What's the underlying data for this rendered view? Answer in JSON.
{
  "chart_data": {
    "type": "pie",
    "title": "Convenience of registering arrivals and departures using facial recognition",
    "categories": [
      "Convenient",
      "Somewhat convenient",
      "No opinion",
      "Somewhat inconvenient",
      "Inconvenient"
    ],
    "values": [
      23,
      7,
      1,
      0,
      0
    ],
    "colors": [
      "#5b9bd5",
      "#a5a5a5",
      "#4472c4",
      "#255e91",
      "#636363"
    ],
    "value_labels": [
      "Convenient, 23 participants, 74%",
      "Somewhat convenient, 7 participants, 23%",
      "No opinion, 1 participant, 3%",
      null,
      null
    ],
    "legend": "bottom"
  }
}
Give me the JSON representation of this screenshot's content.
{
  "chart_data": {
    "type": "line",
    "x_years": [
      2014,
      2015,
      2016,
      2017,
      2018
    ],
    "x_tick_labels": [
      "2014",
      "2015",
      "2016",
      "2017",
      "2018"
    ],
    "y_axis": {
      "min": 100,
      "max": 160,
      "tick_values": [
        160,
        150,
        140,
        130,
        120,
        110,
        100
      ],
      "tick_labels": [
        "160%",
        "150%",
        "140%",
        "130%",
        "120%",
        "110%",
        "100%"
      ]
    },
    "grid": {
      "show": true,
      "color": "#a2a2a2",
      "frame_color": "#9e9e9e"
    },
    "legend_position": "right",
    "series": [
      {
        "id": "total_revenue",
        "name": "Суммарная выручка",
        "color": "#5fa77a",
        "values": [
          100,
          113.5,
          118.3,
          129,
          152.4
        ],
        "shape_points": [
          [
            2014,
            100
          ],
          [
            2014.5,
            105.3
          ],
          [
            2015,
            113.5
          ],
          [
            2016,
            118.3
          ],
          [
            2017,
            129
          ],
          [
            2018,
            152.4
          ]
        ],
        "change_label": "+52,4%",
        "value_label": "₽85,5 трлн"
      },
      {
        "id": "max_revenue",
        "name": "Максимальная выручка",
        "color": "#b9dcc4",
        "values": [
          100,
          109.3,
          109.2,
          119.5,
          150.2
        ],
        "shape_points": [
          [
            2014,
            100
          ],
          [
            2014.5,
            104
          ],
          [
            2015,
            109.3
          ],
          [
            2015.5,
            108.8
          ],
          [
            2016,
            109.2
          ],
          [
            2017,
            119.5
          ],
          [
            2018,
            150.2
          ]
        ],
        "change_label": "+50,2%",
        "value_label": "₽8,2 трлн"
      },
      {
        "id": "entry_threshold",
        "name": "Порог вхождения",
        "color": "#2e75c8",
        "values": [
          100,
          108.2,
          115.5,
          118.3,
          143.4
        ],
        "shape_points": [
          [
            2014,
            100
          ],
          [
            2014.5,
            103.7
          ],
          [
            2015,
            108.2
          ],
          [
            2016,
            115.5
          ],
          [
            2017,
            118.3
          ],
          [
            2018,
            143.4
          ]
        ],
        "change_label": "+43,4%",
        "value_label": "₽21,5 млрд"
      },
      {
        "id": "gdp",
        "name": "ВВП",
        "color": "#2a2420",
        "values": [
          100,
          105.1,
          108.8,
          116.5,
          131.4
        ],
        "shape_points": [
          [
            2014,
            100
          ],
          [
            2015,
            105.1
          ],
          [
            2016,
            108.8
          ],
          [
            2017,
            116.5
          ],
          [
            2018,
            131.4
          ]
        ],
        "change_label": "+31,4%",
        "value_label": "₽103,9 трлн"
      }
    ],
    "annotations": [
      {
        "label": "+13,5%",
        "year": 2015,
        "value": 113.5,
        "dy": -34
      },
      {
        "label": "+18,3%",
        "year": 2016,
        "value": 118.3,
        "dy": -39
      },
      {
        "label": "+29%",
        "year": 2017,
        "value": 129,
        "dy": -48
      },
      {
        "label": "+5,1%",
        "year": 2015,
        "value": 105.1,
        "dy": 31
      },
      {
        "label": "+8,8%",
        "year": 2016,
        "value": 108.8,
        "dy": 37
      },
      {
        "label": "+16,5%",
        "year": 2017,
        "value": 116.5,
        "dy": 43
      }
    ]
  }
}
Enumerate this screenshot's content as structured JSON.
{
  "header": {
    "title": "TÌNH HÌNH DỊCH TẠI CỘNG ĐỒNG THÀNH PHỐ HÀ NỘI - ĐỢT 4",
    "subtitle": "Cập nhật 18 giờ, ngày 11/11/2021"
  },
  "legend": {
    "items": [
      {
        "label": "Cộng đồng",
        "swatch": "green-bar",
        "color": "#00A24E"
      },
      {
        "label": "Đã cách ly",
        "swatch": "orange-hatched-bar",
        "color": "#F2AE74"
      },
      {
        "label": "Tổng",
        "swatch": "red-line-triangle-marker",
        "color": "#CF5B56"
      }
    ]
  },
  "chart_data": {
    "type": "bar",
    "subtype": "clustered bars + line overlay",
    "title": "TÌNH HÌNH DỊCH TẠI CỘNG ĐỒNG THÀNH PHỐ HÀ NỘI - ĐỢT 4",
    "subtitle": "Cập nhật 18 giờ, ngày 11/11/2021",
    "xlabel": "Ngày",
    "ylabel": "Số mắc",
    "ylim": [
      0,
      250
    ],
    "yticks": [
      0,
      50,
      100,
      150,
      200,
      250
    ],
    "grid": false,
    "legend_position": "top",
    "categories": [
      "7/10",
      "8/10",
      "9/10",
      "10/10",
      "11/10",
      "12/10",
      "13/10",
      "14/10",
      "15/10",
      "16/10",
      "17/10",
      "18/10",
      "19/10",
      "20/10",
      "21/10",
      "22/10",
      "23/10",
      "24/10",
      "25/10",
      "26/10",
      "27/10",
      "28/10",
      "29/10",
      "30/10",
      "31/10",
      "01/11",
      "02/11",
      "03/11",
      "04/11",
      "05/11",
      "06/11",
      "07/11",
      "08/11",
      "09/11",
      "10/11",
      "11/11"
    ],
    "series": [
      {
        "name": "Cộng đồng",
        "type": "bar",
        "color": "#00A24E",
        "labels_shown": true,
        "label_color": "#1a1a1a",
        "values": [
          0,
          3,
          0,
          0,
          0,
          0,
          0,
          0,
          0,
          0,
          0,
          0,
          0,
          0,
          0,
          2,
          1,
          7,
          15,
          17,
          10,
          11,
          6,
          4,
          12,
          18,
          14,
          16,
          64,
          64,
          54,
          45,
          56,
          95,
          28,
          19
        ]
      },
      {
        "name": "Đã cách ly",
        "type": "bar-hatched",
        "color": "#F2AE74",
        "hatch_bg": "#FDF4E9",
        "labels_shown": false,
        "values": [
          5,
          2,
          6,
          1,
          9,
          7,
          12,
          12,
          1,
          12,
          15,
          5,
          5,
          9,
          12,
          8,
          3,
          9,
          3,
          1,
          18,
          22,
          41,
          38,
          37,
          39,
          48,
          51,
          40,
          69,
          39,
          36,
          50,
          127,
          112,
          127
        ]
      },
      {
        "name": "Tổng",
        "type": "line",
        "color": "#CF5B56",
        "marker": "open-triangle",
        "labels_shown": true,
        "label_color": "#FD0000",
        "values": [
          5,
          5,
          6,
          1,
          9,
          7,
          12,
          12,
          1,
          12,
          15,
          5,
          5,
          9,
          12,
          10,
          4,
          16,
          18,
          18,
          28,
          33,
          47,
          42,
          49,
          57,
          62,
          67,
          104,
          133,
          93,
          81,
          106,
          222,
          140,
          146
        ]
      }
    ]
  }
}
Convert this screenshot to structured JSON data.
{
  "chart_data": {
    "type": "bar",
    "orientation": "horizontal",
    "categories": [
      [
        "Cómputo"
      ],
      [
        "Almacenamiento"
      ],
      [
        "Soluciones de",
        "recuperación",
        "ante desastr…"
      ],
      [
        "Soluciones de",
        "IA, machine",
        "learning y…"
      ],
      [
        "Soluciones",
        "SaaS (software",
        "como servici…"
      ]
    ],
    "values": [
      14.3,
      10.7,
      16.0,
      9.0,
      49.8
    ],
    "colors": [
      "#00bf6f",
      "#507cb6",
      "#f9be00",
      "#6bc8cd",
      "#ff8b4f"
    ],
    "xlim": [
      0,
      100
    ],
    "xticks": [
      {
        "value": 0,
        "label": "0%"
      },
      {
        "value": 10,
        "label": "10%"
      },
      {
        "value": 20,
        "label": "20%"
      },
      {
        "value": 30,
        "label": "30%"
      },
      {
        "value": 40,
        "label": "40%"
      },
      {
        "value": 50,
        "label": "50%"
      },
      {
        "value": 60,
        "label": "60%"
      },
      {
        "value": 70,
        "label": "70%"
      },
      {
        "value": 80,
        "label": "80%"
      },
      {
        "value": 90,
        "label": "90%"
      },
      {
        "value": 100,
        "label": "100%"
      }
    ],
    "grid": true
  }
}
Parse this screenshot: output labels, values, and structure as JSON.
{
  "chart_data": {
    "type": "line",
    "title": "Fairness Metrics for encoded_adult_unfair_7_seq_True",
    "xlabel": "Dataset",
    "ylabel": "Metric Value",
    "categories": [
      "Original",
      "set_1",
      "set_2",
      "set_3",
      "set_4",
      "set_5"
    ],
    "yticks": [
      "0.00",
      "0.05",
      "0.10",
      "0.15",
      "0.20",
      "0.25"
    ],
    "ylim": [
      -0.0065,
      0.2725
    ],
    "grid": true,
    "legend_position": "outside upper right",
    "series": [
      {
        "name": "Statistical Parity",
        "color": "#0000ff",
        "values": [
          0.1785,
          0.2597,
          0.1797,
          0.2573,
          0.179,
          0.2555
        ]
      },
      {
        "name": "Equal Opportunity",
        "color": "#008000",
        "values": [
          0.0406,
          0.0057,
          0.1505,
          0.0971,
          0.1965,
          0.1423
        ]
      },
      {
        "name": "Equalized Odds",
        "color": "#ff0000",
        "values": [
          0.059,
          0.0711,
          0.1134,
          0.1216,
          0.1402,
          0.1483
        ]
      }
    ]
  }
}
=-=-=
- _WRITTEN INSTRUCTION_: Scan the data above and copy every line with "structured" in it.

- _SOLVED EXERCISE_:
Enumerate this screenshot's content as structured JSON.
Convert this screenshot to structured JSON data.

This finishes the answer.